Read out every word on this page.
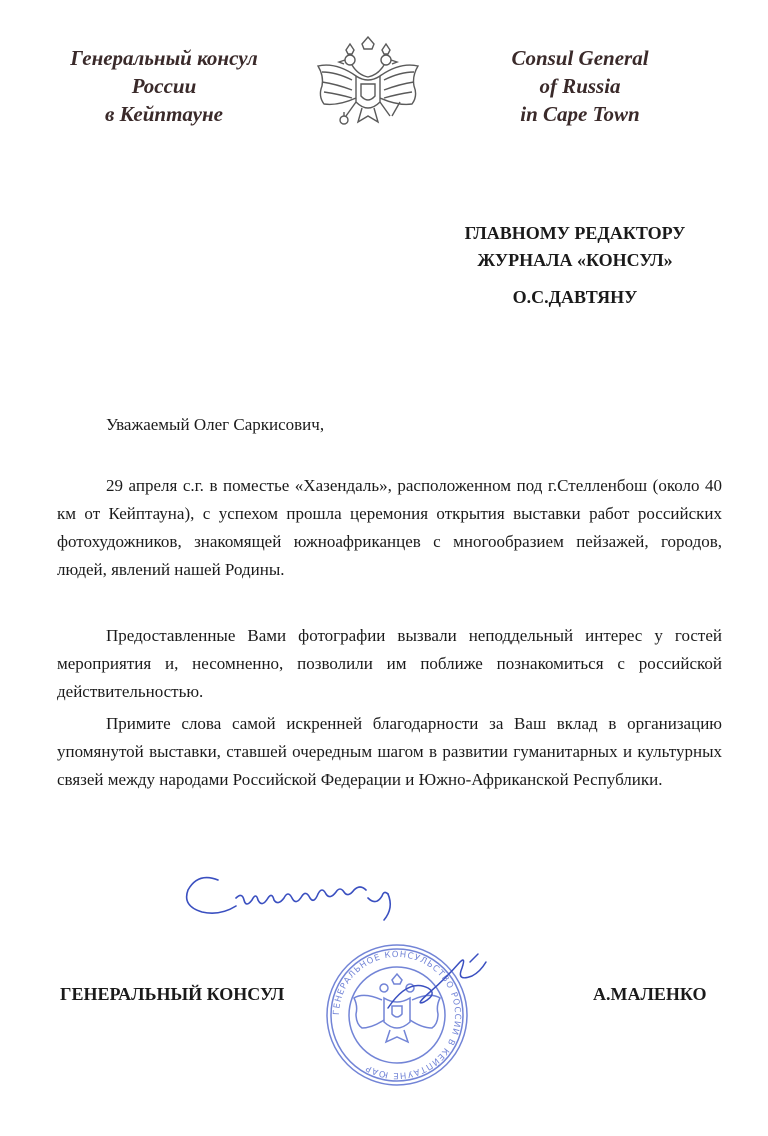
Генеральный консул
России
в Кейптауне
Consul General
of Russia
in Cape Town
ГЛАВНОМУ РЕДАКТОРУ
ЖУРНАЛА «КОНСУЛ»
О.С.ДАВТЯНУ
Уважаемый Олег Саркисович,

29 апреля с.г. в поместье «Хазендаль», расположенном под г.Стелленбош (около 40 км от Кейптауна), с успехом прошла церемония открытия выставки работ российских фотохудожников, знакомящей южноафриканцев с многообразием пейзажей, городов, людей, явлений нашей Родины.

Предоставленные Вами фотографии вызвали неподдельный интерес у гостей мероприятия и, несомненно, позволили им поближе познакомиться с российской действительностью.

Примите слова самой искренней благодарности за Ваш вклад в организацию упомянутой выставки, ставшей очередным шагом в развитии гуманитарных и культурных связей между народами Российской Федерации и Южно-Африканской Республики.

ГЕНЕРАЛЬНЫЙ КОНСУЛ
ГЕНЕРАЛЬНОЕ КОНСУЛЬСТВО РОССИИ В КЕЙПТАУНЕ ЮАР
А.МАЛЕНКО
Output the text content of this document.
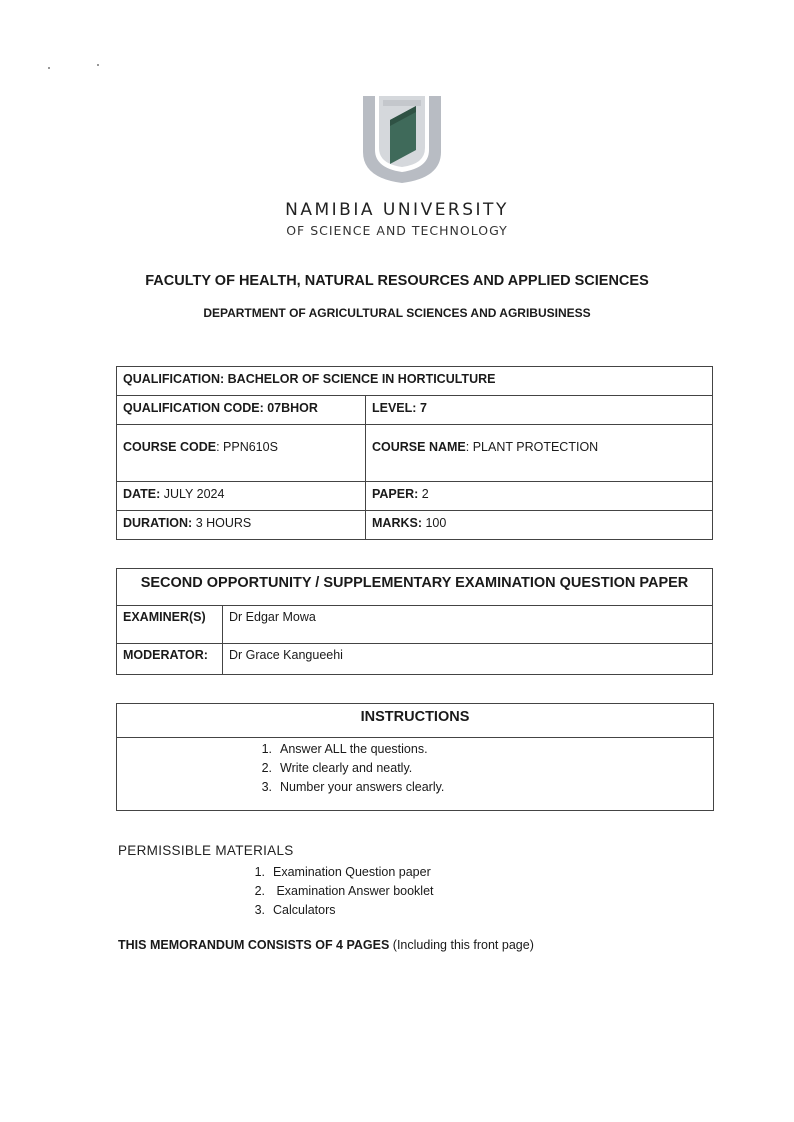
NAMIBIA UNIVERSITY
OF SCIENCE AND TECHNOLOGY
FACULTY OF HEALTH, NATURAL RESOURCES AND APPLIED SCIENCES
DEPARTMENT OF AGRICULTURAL SCIENCES AND AGRIBUSINESS
QUALIFICATION: BACHELOR OF SCIENCE IN HORTICULTURE	
QUALIFICATION CODE: 07BHOR	LEVEL: 7
COURSE CODE: PPN610S	COURSE NAME: PLANT PROTECTION
DATE: JULY 2024	PAPER: 2
DURATION: 3 HOURS	MARKS: 100
SECOND OPPORTUNITY / SUPPLEMENTARY EXAMINATION QUESTION PAPER	
EXAMINER(S)	Dr Edgar Mowa
MODERATOR:	Dr Grace Kangueehi
INSTRUCTIONS

1. Answer ALL the questions.
2. Write clearly and neatly.
3. Number your answers clearly.
PERMISSIBLE MATERIALS
1. Examination Question paper
2. Examination Answer booklet
3. Calculators
THIS MEMORANDUM CONSISTS OF 4 PAGES (Including this front page)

▸ **Exercise aim**: Search the entries for the word "this" and gather every line where it appears.

▸ **Exercise output**:
Read out every word on this page.
Output the text content of this document.
THIS MEMORANDUM CONSISTS OF 4 PAGES (Including this front page)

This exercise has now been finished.